Stored data:
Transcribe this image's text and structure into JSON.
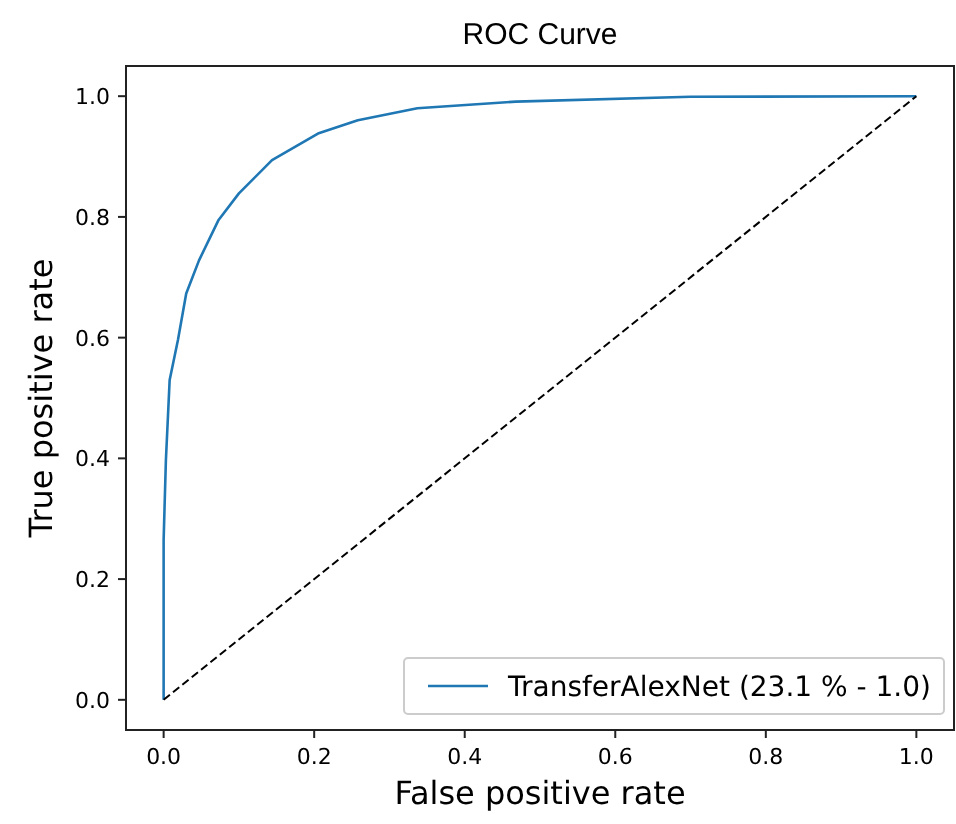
{
  "chart_data": {
    "type": "line",
    "title": "ROC Curve",
    "xlabel": "False positive rate",
    "ylabel": "True positive rate",
    "xlim": [
      -0.05,
      1.05
    ],
    "ylim": [
      -0.05,
      1.05
    ],
    "xticks": [
      {
        "value": 0,
        "label": "0.0"
      },
      0.2,
      0.4,
      0.6,
      0.8,
      {
        "value": 1,
        "label": "1.0"
      }
    ],
    "yticks": [
      {
        "value": 0,
        "label": "0.0"
      },
      0.2,
      0.4,
      0.6,
      0.8,
      {
        "value": 1,
        "label": "1.0"
      }
    ],
    "legend": "bottom right",
    "grid": false,
    "series": [
      {
        "name": "TransferAlexNet (23.1 % - 1.0)",
        "color": "#1f77b4",
        "line_style": "solid",
        "x": [
          0,
          0,
          0.003,
          0.008,
          0.019,
          0.03,
          0.047,
          0.073,
          0.1,
          0.144,
          0.205,
          0.258,
          0.337,
          0.468,
          0.7,
          1
        ],
        "values": [
          0,
          0.265,
          0.397,
          0.53,
          0.596,
          0.673,
          0.728,
          0.795,
          0.839,
          0.894,
          0.938,
          0.96,
          0.98,
          0.991,
          0.999,
          1
        ]
      },
      {
        "color": "#000000",
        "line_style": "dashed",
        "x": [
          0,
          1
        ],
        "values": [
          0,
          1
        ]
      }
    ]
  }
}
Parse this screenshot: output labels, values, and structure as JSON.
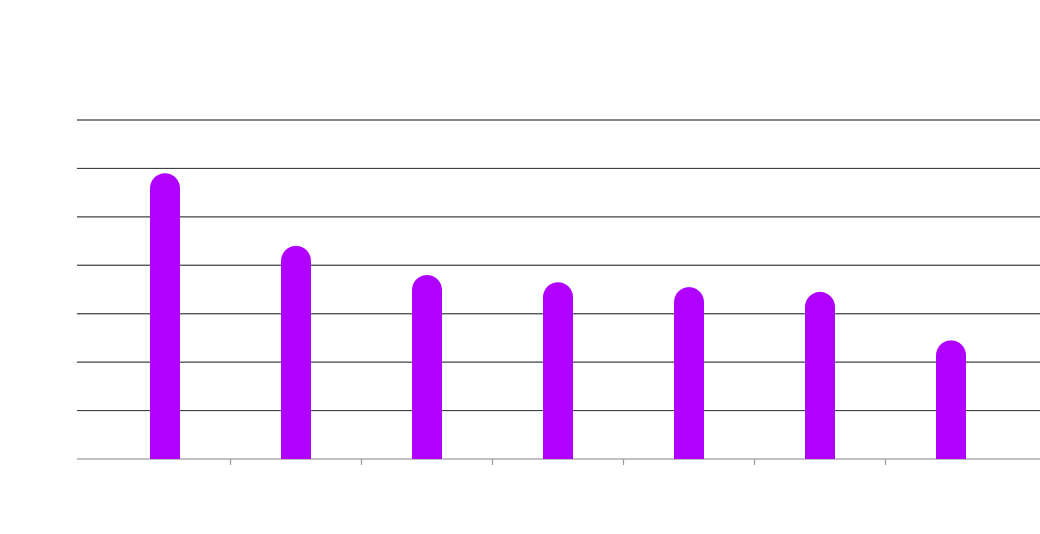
{
  "chart_data": {
    "type": "bar",
    "categories": [
      "",
      "",
      "",
      "",
      "",
      "",
      ""
    ],
    "values": [
      5.9,
      4.4,
      3.8,
      3.65,
      3.55,
      3.45,
      2.45
    ],
    "ylim": [
      0,
      7
    ],
    "grid": true,
    "bar_color": "#b000ff",
    "gridline_color": "#3f3f4a",
    "axis_color": "#9a9aa0",
    "rounded_bars": true,
    "legend": "none"
  }
}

● SET EXERCISE
Gather, from the listing above, every line carrying the word "positive".

● TASK RESULT
    "xlabel": "False positive rate",
    "ylabel": "True positive rate",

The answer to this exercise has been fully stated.